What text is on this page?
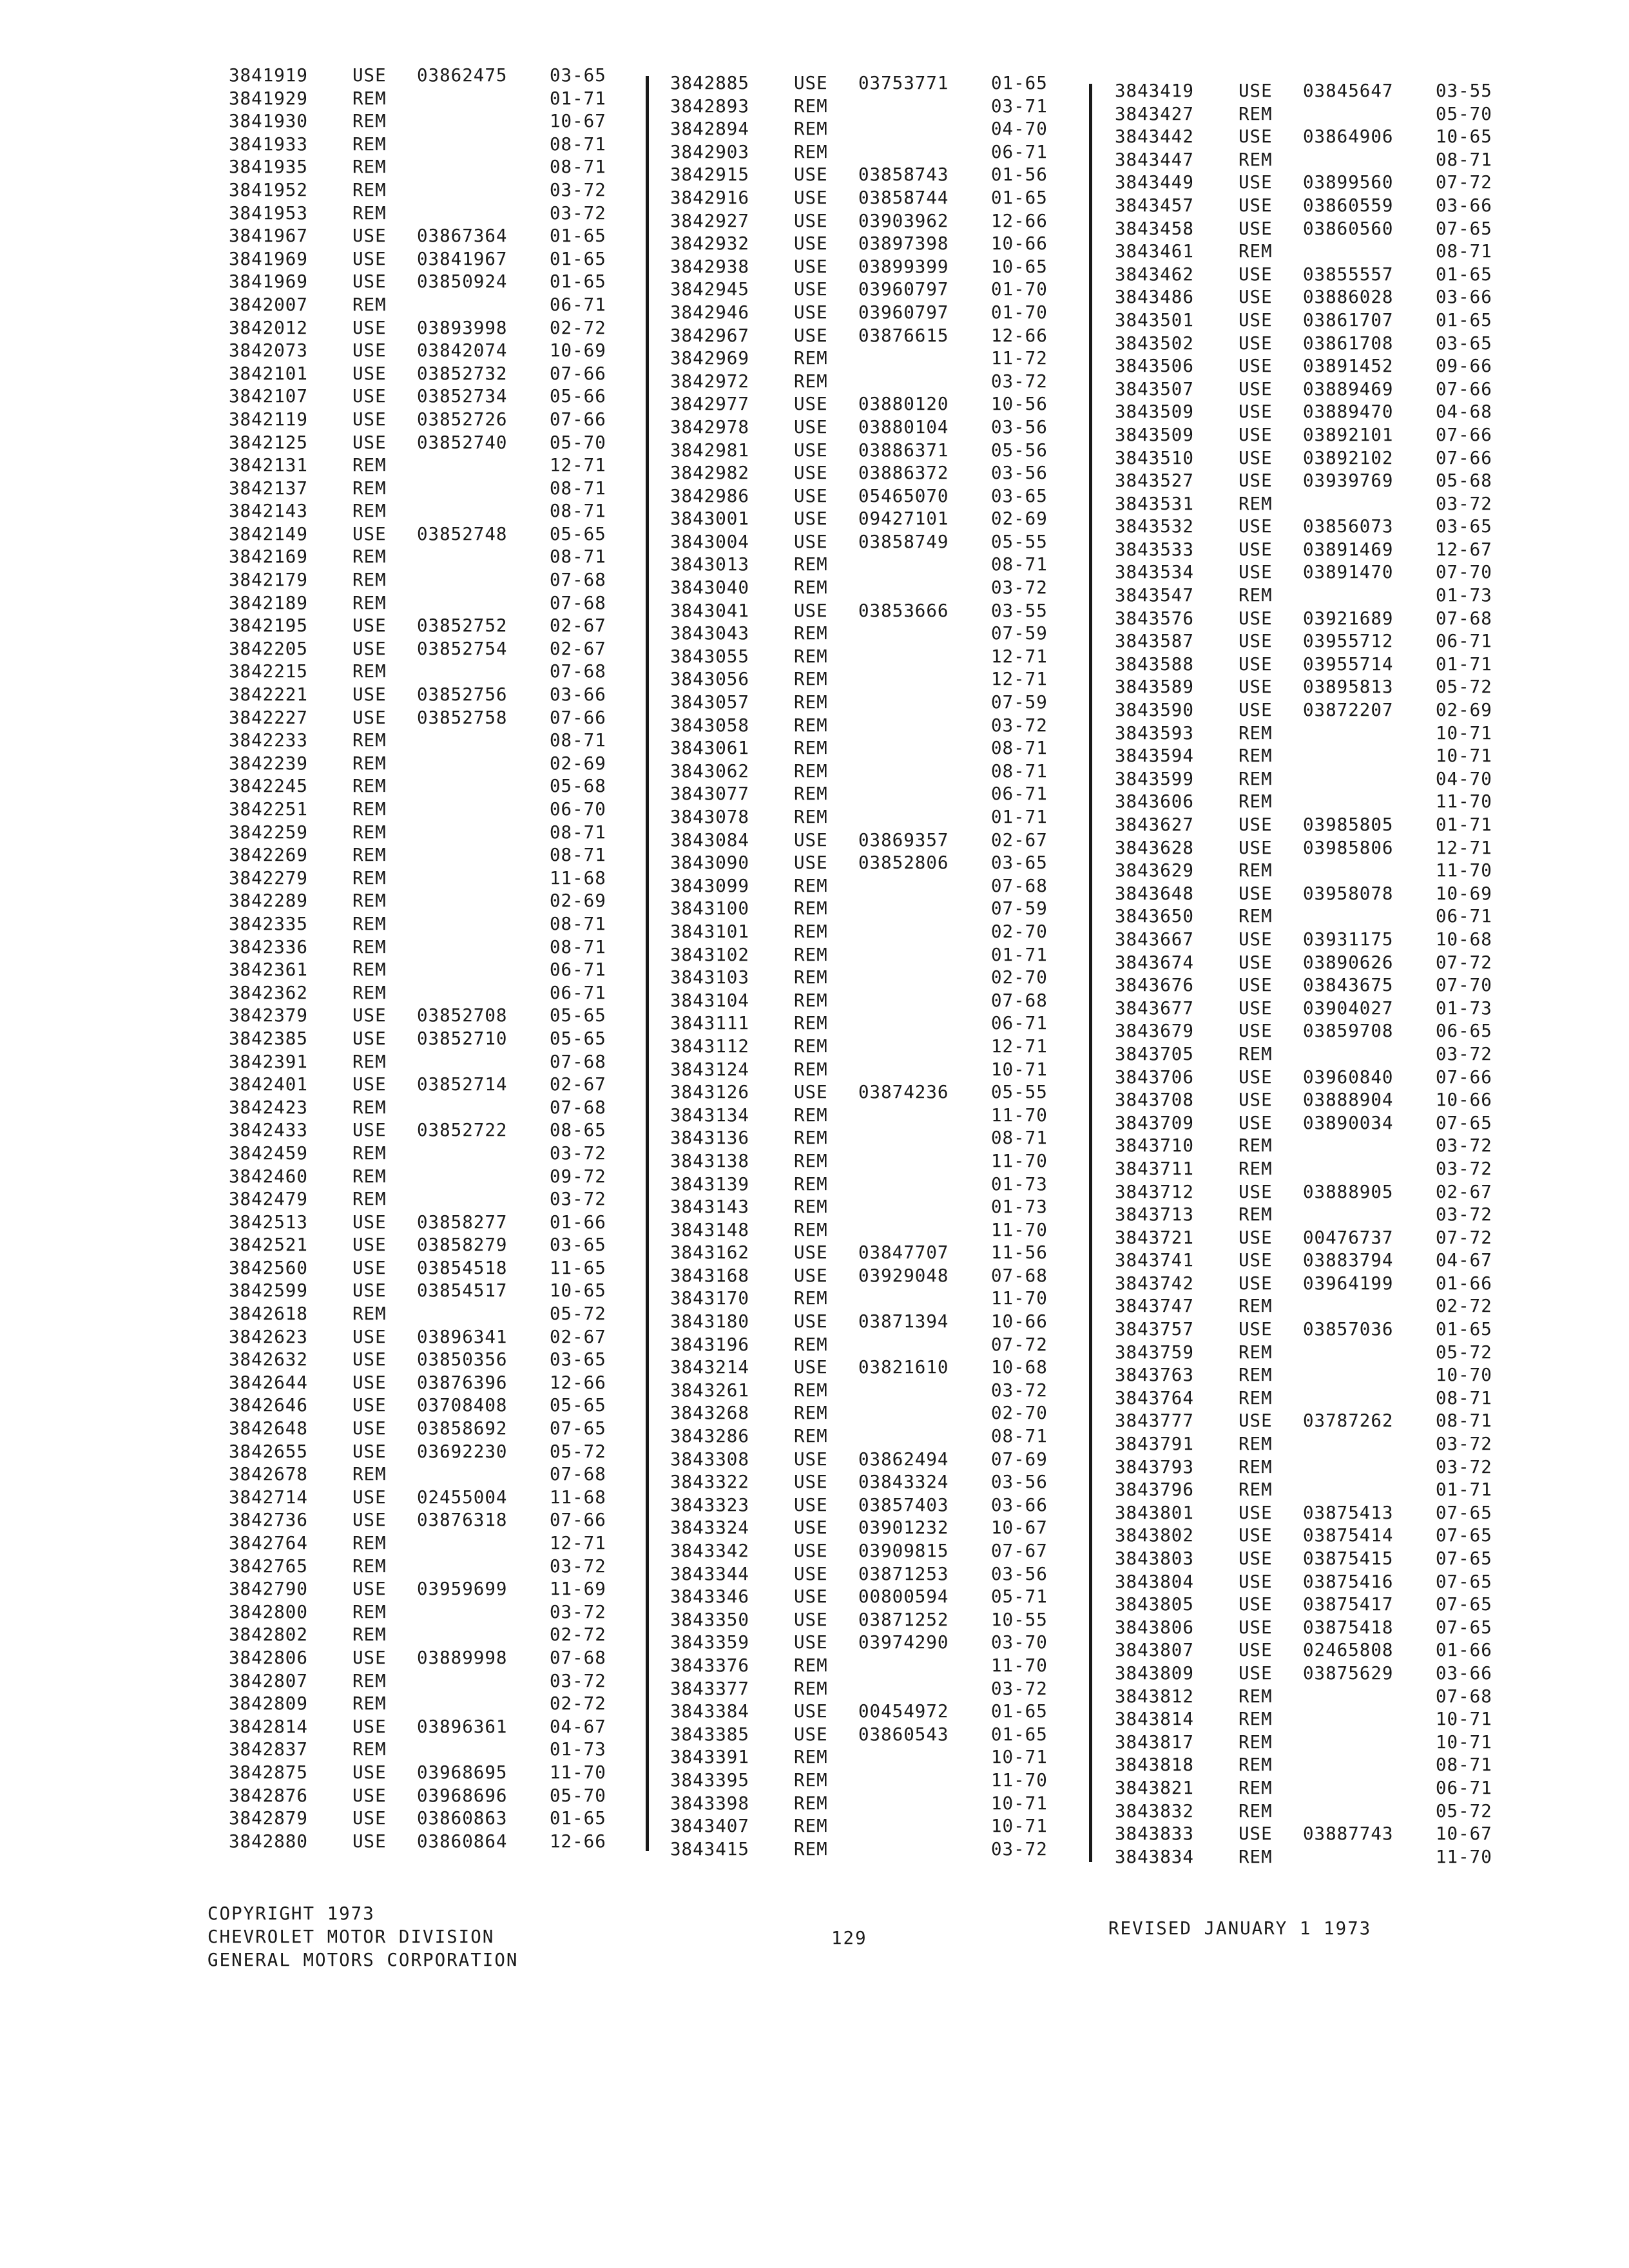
3841919	USE 03862475 03-65
3841929	REM	01-71
3841930	REM	10-67
3841933	REM	08-71
3841935	REM	08-71
3841952	REM	03-72
3841953	REM	03-72
3841967	USE 03867364 01-65
3841969	USE 03841967 01-65
3841969	USE 03850924 01-65
3842007	REM	06-71
3842012	USE 03893998 02-72
3842073	USE 03842074 10-69
3842101	USE 03852732 07-66
3842107	USE 03852734 05-66
3842119	USE 03852726 07-66
3842125	USE 03852740 05-70
3842131	REM	12-71
3842137	REM	08-71
3842143	REM	08-71
3842149	USE 03852748 05-65
3842169	REM	08-71
3842179	REM	07-68
3842189	REM	07-68
3842195	USE 03852752 02-67
3842205	USE 03852754 02-67
3842215	REM	07-68
3842221	USE 03852756 03-66
3842227	USE 03852758 07-66
3842233	REM	08-71
3842239	REM	02-69
3842245	REM	05-68
3842251	REM	06-70
3842259	REM	08-71
3842269	REM	08-71
3842279	REM	11-68
3842289	REM	02-69
3842335	REM	08-71
3842336	REM	08-71
3842361	REM	06-71
3842362	REM	06-71
3842379	USE 03852708 05-65
3842385	USE 03852710 05-65
3842391	REM	07-68
3842401	USE 03852714 02-67
3842423	REM	07-68
3842433	USE 03852722 08-65
3842459	REM	03-72
3842460	REM	09-72
3842479	REM	03-72
3842513	USE 03858277 01-66
3842521	USE 03858279 03-65
3842560	USE 03854518 11-65
3842599	USE 03854517 10-65
3842618	REM	05-72
3842623	USE 03896341 02-67
3842632	USE 03850356 03-65
3842644	USE 03876396 12-66
3842646	USE 03708408 05-65
3842648	USE 03858692 07-65
3842655	USE 03692230 05-72
3842678	REM	07-68
3842714	USE 02455004 11-68
3842736	USE 03876318 07-66
3842764	REM	12-71
3842765	REM	03-72
3842790	USE 03959699 11-69
3842800	REM	03-72
3842802	REM	02-72
3842806	USE 03889998 07-68
3842807	REM	03-72
3842809	REM	02-72
3842814	USE 03896361 04-67
3842837	REM	01-73
3842875	USE 03968695 11-70
3842876	USE 03968696 05-70
3842879	USE 03860863 01-65
3842880	USE 03860864 12-66
3842885	USE 03753771 01-65
3842893	REM	03-71
3842894	REM	04-70
3842903	REM	06-71
3842915	USE 03858743 01-56
3842916	USE 03858744 01-65
3842927	USE 03903962 12-66
3842932	USE 03897398 10-66
3842938	USE 03899399 10-65
3842945	USE 03960797 01-70
3842946	USE 03960797 01-70
3842967	USE 03876615 12-66
3842969	REM	11-72
3842972	REM	03-72
3842977	USE 03880120 10-56
3842978	USE 03880104 03-56
3842981	USE 03886371 05-56
3842982	USE 03886372 03-56
3842986	USE 05465070 03-65
3843001	USE 09427101 02-69
3843004	USE 03858749 05-55
3843013	REM	08-71
3843040	REM	03-72
3843041	USE 03853666 03-55
3843043	REM	07-59
3843055	REM	12-71
3843056	REM	12-71
3843057	REM	07-59
3843058	REM	03-72
3843061	REM	08-71
3843062	REM	08-71
3843077	REM	06-71
3843078	REM	01-71
3843084	USE 03869357 02-67
3843090	USE 03852806 03-65
3843099	REM	07-68
3843100	REM	07-59
3843101	REM	02-70
3843102	REM	01-71
3843103	REM	02-70
3843104	REM	07-68
3843111	REM	06-71
3843112	REM	12-71
3843124	REM	10-71
3843126	USE 03874236 05-55
3843134	REM	11-70
3843136	REM	08-71
3843138	REM	11-70
3843139	REM	01-73
3843143	REM	01-73
3843148	REM	11-70
3843162	USE 03847707 11-56
3843168	USE 03929048 07-68
3843170	REM	11-70
3843180	USE 03871394 10-66
3843196	REM	07-72
3843214	USE 03821610 10-68
3843261	REM	03-72
3843268	REM	02-70
3843286	REM	08-71
3843308	USE 03862494 07-69
3843322	USE 03843324 03-56
3843323	USE 03857403 03-66
3843324	USE 03901232 10-67
3843342	USE 03909815 07-67
3843344	USE 03871253 03-56
3843346	USE 00800594 05-71
3843350	USE 03871252 10-55
3843359	USE 03974290 03-70
3843376	REM	11-70
3843377	REM	03-72
3843384	USE 00454972 01-65
3843385	USE 03860543 01-65
3843391	REM	10-71
3843395	REM	11-70
3843398	REM	10-71
3843407	REM	10-71
3843415	REM	03-72
3843419	USE 03845647 03-55
3843427	REM	05-70
3843442	USE 03864906 10-65
3843447	REM	08-71
3843449	USE 03899560 07-72
3843457	USE 03860559 03-66
3843458	USE 03860560 07-65
3843461	REM	08-71
3843462	USE 03855557 01-65
3843486	USE 03886028 03-66
3843501	USE 03861707 01-65
3843502	USE 03861708 03-65
3843506	USE 03891452 09-66
3843507	USE 03889469 07-66
3843509	USE 03889470 04-68
3843509	USE 03892101 07-66
3843510	USE 03892102 07-66
3843527	USE 03939769 05-68
3843531	REM	03-72
3843532	USE 03856073 03-65
3843533	USE 03891469 12-67
3843534	USE 03891470 07-70
3843547	REM	01-73
3843576	USE 03921689 07-68
3843587	USE 03955712 06-71
3843588	USE 03955714 01-71
3843589	USE 03895813 05-72
3843590	USE 03872207 02-69
3843593	REM	10-71
3843594	REM	10-71
3843599	REM	04-70
3843606	REM	11-70
3843627	USE 03985805 01-71
3843628	USE 03985806 12-71
3843629	REM	11-70
3843648	USE 03958078 10-69
3843650	REM	06-71
3843667	USE 03931175 10-68
3843674	USE 03890626 07-72
3843676	USE 03843675 07-70
3843677	USE 03904027 01-73
3843679	USE 03859708 06-65
3843705	REM	03-72
3843706	USE 03960840 07-66
3843708	USE 03888904 10-66
3843709	USE 03890034 07-65
3843710	REM	03-72
3843711	REM	03-72
3843712	USE 03888905 02-67
3843713	REM	03-72
3843721	USE 00476737 07-72
3843741	USE 03883794 04-67
3843742	USE 03964199 01-66
3843747	REM	02-72
3843757	USE 03857036 01-65
3843759	REM	05-72
3843763	REM	10-70
3843764	REM	08-71
3843777	USE 03787262 08-71
3843791	REM	03-72
3843793	REM	03-72
3843796	REM	01-71
3843801	USE 03875413 07-65
3843802	USE 03875414 07-65
3843803	USE 03875415 07-65
3843804	USE 03875416 07-65
3843805	USE 03875417 07-65
3843806	USE 03875418 07-65
3843807	USE 02465808 01-66
3843809	USE 03875629 03-66
3843812	REM	07-68
3843814	REM	10-71
3843817	REM	10-71
3843818	REM	08-71
3843821	REM	06-71
3843832	REM	05-72
3843833	USE 03887743 10-67
3843834	REM	11-70
COPYRIGHT 1973
CHEVROLET MOTOR DIVISION
GENERAL MOTORS CORPORATION
129	REVISED JANUARY 1 1973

-- -- --

Omit every picture, then repeat the remaining data exactly as it appears above.

● Response:
What text is on this page?
3841919	USE 03862475 03-65
3841929	REM	01-71
3841930	REM	10-67
3841933	REM	08-71
3841935	REM	08-71
3841952	REM	03-72
3841953	REM	03-72
3841967	USE 03867364 01-65
3841969	USE 03841967 01-65
3841969	USE 03850924 01-65
3842007	REM	06-71
3842012	USE 03893998 02-72
3842073	USE 03842074 10-69
3842101	USE 03852732 07-66
3842107	USE 03852734 05-66
3842119	USE 03852726 07-66
3842125	USE 03852740 05-70
3842131	REM	12-71
3842137	REM	08-71
3842143	REM	08-71
3842149	USE 03852748 05-65
3842169	REM	08-71
3842179	REM	07-68
3842189	REM	07-68
3842195	USE 03852752 02-67
3842205	USE 03852754 02-67
3842215	REM	07-68
3842221	USE 03852756 03-66
3842227	USE 03852758 07-66
3842233	REM	08-71
3842239	REM	02-69
3842245	REM	05-68
3842251	REM	06-70
3842259	REM	08-71
3842269	REM	08-71
3842279	REM	11-68
3842289	REM	02-69
3842335	REM	08-71
3842336	REM	08-71
3842361	REM	06-71
3842362	REM	06-71
3842379	USE 03852708 05-65
3842385	USE 03852710 05-65
3842391	REM	07-68
3842401	USE 03852714 02-67
3842423	REM	07-68
3842433	USE 03852722 08-65
3842459	REM	03-72
3842460	REM	09-72
3842479	REM	03-72
3842513	USE 03858277 01-66
3842521	USE 03858279 03-65
3842560	USE 03854518 11-65
3842599	USE 03854517 10-65
3842618	REM	05-72
3842623	USE 03896341 02-67
3842632	USE 03850356 03-65
3842644	USE 03876396 12-66
3842646	USE 03708408 05-65
3842648	USE 03858692 07-65
3842655	USE 03692230 05-72
3842678	REM	07-68
3842714	USE 02455004 11-68
3842736	USE 03876318 07-66
3842764	REM	12-71
3842765	REM	03-72
3842790	USE 03959699 11-69
3842800	REM	03-72
3842802	REM	02-72
3842806	USE 03889998 07-68
3842807	REM	03-72
3842809	REM	02-72
3842814	USE 03896361 04-67
3842837	REM	01-73
3842875	USE 03968695 11-70
3842876	USE 03968696 05-70
3842879	USE 03860863 01-65
3842880	USE 03860864 12-66
3842885	USE 03753771 01-65
3842893	REM	03-71
3842894	REM	04-70
3842903	REM	06-71
3842915	USE 03858743 01-56
3842916	USE 03858744 01-65
3842927	USE 03903962 12-66
3842932	USE 03897398 10-66
3842938	USE 03899399 10-65
3842945	USE 03960797 01-70
3842946	USE 03960797 01-70
3842967	USE 03876615 12-66
3842969	REM	11-72
3842972	REM	03-72
3842977	USE 03880120 10-56
3842978	USE 03880104 03-56
3842981	USE 03886371 05-56
3842982	USE 03886372 03-56
3842986	USE 05465070 03-65
3843001	USE 09427101 02-69
3843004	USE 03858749 05-55
3843013	REM	08-71
3843040	REM	03-72
3843041	USE 03853666 03-55
3843043	REM	07-59
3843055	REM	12-71
3843056	REM	12-71
3843057	REM	07-59
3843058	REM	03-72
3843061	REM	08-71
3843062	REM	08-71
3843077	REM	06-71
3843078	REM	01-71
3843084	USE 03869357 02-67
3843090	USE 03852806 03-65
3843099	REM	07-68
3843100	REM	07-59
3843101	REM	02-70
3843102	REM	01-71
3843103	REM	02-70
3843104	REM	07-68
3843111	REM	06-71
3843112	REM	12-71
3843124	REM	10-71
3843126	USE 03874236 05-55
3843134	REM	11-70
3843136	REM	08-71
3843138	REM	11-70
3843139	REM	01-73
3843143	REM	01-73
3843148	REM	11-70
3843162	USE 03847707 11-56
3843168	USE 03929048 07-68
3843170	REM	11-70
3843180	USE 03871394 10-66
3843196	REM	07-72
3843214	USE 03821610 10-68
3843261	REM	03-72
3843268	REM	02-70
3843286	REM	08-71
3843308	USE 03862494 07-69
3843322	USE 03843324 03-56
3843323	USE 03857403 03-66
3843324	USE 03901232 10-67
3843342	USE 03909815 07-67
3843344	USE 03871253 03-56
3843346	USE 00800594 05-71
3843350	USE 03871252 10-55
3843359	USE 03974290 03-70
3843376	REM	11-70
3843377	REM	03-72
3843384	USE 00454972 01-65
3843385	USE 03860543 01-65
3843391	REM	10-71
3843395	REM	11-70
3843398	REM	10-71
3843407	REM	10-71
3843415	REM	03-72
3843419	USE 03845647 03-55
3843427	REM	05-70
3843442	USE 03864906 10-65
3843447	REM	08-71
3843449	USE 03899560 07-72
3843457	USE 03860559 03-66
3843458	USE 03860560 07-65
3843461	REM	08-71
3843462	USE 03855557 01-65
3843486	USE 03886028 03-66
3843501	USE 03861707 01-65
3843502	USE 03861708 03-65
3843506	USE 03891452 09-66
3843507	USE 03889469 07-66
3843509	USE 03889470 04-68
3843509	USE 03892101 07-66
3843510	USE 03892102 07-66
3843527	USE 03939769 05-68
3843531	REM	03-72
3843532	USE 03856073 03-65
3843533	USE 03891469 12-67
3843534	USE 03891470 07-70
3843547	REM	01-73
3843576	USE 03921689 07-68
3843587	USE 03955712 06-71
3843588	USE 03955714 01-71
3843589	USE 03895813 05-72
3843590	USE 03872207 02-69
3843593	REM	10-71
3843594	REM	10-71
3843599	REM	04-70
3843606	REM	11-70
3843627	USE 03985805 01-71
3843628	USE 03985806 12-71
3843629	REM	11-70
3843648	USE 03958078 10-69
3843650	REM	06-71
3843667	USE 03931175 10-68
3843674	USE 03890626 07-72
3843676	USE 03843675 07-70
3843677	USE 03904027 01-73
3843679	USE 03859708 06-65
3843705	REM	03-72
3843706	USE 03960840 07-66
3843708	USE 03888904 10-66
3843709	USE 03890034 07-65
3843710	REM	03-72
3843711	REM	03-72
3843712	USE 03888905 02-67
3843713	REM	03-72
3843721	USE 00476737 07-72
3843741	USE 03883794 04-67
3843742	USE 03964199 01-66
3843747	REM	02-72
3843757	USE 03857036 01-65
3843759	REM	05-72
3843763	REM	10-70
3843764	REM	08-71
3843777	USE 03787262 08-71
3843791	REM	03-72
3843793	REM	03-72
3843796	REM	01-71
3843801	USE 03875413 07-65
3843802	USE 03875414 07-65
3843803	USE 03875415 07-65
3843804	USE 03875416 07-65
3843805	USE 03875417 07-65
3843806	USE 03875418 07-65
3843807	USE 02465808 01-66
3843809	USE 03875629 03-66
3843812	REM	07-68
3843814	REM	10-71
3843817	REM	10-71
3843818	REM	08-71
3843821	REM	06-71
3843832	REM	05-72
3843833	USE 03887743 10-67
3843834	REM	11-70
COPYRIGHT 1973
CHEVROLET MOTOR DIVISION
GENERAL MOTORS CORPORATION
129	REVISED JANUARY 1 1973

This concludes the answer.